* **Stored data**

========================

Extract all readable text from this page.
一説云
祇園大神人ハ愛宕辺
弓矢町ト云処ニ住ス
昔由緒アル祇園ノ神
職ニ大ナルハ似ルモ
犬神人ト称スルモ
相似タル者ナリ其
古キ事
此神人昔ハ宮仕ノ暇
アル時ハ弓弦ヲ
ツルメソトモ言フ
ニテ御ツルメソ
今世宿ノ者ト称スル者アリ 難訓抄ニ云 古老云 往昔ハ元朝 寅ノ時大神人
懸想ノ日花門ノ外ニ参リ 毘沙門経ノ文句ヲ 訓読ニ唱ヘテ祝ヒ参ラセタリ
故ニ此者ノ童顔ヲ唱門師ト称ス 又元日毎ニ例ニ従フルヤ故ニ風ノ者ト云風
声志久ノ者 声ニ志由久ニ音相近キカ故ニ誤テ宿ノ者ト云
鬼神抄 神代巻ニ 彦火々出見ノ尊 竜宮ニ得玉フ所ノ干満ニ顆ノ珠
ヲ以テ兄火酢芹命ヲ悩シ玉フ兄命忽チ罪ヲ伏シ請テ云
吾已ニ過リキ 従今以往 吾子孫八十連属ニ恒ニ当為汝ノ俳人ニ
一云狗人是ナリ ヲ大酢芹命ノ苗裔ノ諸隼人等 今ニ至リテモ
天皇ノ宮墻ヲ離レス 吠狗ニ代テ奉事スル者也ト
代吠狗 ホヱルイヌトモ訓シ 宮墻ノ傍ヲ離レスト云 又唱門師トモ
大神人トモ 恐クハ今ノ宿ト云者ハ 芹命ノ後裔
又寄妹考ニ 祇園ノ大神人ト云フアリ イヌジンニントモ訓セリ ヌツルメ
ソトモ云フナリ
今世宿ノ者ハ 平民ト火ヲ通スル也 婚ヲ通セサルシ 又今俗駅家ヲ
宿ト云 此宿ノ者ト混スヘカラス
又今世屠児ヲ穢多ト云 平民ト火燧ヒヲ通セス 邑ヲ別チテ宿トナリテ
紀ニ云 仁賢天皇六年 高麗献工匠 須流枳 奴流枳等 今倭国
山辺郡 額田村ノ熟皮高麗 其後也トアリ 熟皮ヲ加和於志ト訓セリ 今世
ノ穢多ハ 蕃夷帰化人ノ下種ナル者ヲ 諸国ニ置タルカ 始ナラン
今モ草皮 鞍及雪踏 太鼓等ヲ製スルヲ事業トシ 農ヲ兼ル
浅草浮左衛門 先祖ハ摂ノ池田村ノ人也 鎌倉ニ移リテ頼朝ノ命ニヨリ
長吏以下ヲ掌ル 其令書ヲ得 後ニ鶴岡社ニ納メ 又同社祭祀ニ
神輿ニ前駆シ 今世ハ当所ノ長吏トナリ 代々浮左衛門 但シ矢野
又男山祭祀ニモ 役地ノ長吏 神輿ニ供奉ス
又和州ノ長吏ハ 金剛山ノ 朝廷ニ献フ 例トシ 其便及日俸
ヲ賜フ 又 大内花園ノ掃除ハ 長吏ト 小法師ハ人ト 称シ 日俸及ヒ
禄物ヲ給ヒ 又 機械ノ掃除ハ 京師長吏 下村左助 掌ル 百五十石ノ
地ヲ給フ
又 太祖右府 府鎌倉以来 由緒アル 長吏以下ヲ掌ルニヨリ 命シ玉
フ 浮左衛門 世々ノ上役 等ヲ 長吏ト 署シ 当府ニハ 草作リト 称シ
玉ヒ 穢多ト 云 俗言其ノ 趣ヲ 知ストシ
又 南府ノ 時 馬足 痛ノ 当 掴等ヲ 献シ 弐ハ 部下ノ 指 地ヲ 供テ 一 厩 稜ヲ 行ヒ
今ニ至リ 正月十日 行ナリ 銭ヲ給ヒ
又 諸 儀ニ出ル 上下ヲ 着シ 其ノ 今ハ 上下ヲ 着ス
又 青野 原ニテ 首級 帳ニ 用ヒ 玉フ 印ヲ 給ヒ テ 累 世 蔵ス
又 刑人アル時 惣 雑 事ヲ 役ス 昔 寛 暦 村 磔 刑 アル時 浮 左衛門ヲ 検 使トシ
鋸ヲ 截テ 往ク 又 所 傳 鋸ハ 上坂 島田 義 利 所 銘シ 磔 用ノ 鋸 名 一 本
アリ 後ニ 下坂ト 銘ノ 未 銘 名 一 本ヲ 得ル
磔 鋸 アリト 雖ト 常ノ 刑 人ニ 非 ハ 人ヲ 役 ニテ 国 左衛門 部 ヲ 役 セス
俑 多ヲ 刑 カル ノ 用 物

========================

* **Requirement**
Copy out each record, keeping every word as it is.

* **Solution to this problem**
Extract all readable text from this page.
一説云
祇園大神人ハ愛宕辺
弓矢町ト云処ニ住ス
昔由緒アル祇園ノ神
職ニ大ナルハ似ルモ
犬神人ト称スルモ
相似タル者ナリ其
古キ事
此神人昔ハ宮仕ノ暇
アル時ハ弓弦ヲ
ツルメソトモ言フ
ニテ御ツルメソ
今世宿ノ者ト称スル者アリ 難訓抄ニ云 古老云 往昔ハ元朝 寅ノ時大神人
懸想ノ日花門ノ外ニ参リ 毘沙門経ノ文句ヲ 訓読ニ唱ヘテ祝ヒ参ラセタリ
故ニ此者ノ童顔ヲ唱門師ト称ス 又元日毎ニ例ニ従フルヤ故ニ風ノ者ト云風
声志久ノ者 声ニ志由久ニ音相近キカ故ニ誤テ宿ノ者ト云
鬼神抄 神代巻ニ 彦火々出見ノ尊 竜宮ニ得玉フ所ノ干満ニ顆ノ珠
ヲ以テ兄火酢芹命ヲ悩シ玉フ兄命忽チ罪ヲ伏シ請テ云
吾已ニ過リキ 従今以往 吾子孫八十連属ニ恒ニ当為汝ノ俳人ニ
一云狗人是ナリ ヲ大酢芹命ノ苗裔ノ諸隼人等 今ニ至リテモ
天皇ノ宮墻ヲ離レス 吠狗ニ代テ奉事スル者也ト
代吠狗 ホヱルイヌトモ訓シ 宮墻ノ傍ヲ離レスト云 又唱門師トモ
大神人トモ 恐クハ今ノ宿ト云者ハ 芹命ノ後裔
又寄妹考ニ 祇園ノ大神人ト云フアリ イヌジンニントモ訓セリ ヌツルメ
ソトモ云フナリ
今世宿ノ者ハ 平民ト火ヲ通スル也 婚ヲ通セサルシ 又今俗駅家ヲ
宿ト云 此宿ノ者ト混スヘカラス
又今世屠児ヲ穢多ト云 平民ト火燧ヒヲ通セス 邑ヲ別チテ宿トナリテ
紀ニ云 仁賢天皇六年 高麗献工匠 須流枳 奴流枳等 今倭国
山辺郡 額田村ノ熟皮高麗 其後也トアリ 熟皮ヲ加和於志ト訓セリ 今世
ノ穢多ハ 蕃夷帰化人ノ下種ナル者ヲ 諸国ニ置タルカ 始ナラン
今モ草皮 鞍及雪踏 太鼓等ヲ製スルヲ事業トシ 農ヲ兼ル
浅草浮左衛門 先祖ハ摂ノ池田村ノ人也 鎌倉ニ移リテ頼朝ノ命ニヨリ
長吏以下ヲ掌ル 其令書ヲ得 後ニ鶴岡社ニ納メ 又同社祭祀ニ
神輿ニ前駆シ 今世ハ当所ノ長吏トナリ 代々浮左衛門 但シ矢野
又男山祭祀ニモ 役地ノ長吏 神輿ニ供奉ス
又和州ノ長吏ハ 金剛山ノ 朝廷ニ献フ 例トシ 其便及日俸
ヲ賜フ 又 大内花園ノ掃除ハ 長吏ト 小法師ハ人ト 称シ 日俸及ヒ
禄物ヲ給ヒ 又 機械ノ掃除ハ 京師長吏 下村左助 掌ル 百五十石ノ
地ヲ給フ
又 太祖右府 府鎌倉以来 由緒アル 長吏以下ヲ掌ルニヨリ 命シ玉
フ 浮左衛門 世々ノ上役 等ヲ 長吏ト 署シ 当府ニハ 草作リト 称シ
玉ヒ 穢多ト 云 俗言其ノ 趣ヲ 知ストシ
又 南府ノ 時 馬足 痛ノ 当 掴等ヲ 献シ 弐ハ 部下ノ 指 地ヲ 供テ 一 厩 稜ヲ 行ヒ
今ニ至リ 正月十日 行ナリ 銭ヲ給ヒ
又 諸 儀ニ出ル 上下ヲ 着シ 其ノ 今ハ 上下ヲ 着ス
又 青野 原ニテ 首級 帳ニ 用ヒ 玉フ 印ヲ 給ヒ テ 累 世 蔵ス
又 刑人アル時 惣 雑 事ヲ 役ス 昔 寛 暦 村 磔 刑 アル時 浮 左衛門ヲ 検 使トシ
鋸ヲ 截テ 往ク 又 所 傳 鋸ハ 上坂 島田 義 利 所 銘シ 磔 用ノ 鋸 名 一 本
アリ 後ニ 下坂ト 銘ノ 未 銘 名 一 本ヲ 得ル
磔 鋸 アリト 雖ト 常ノ 刑 人ニ 非 ハ 人ヲ 役 ニテ 国 左衛門 部 ヲ 役 セス
俑 多ヲ 刑 カル ノ 用 物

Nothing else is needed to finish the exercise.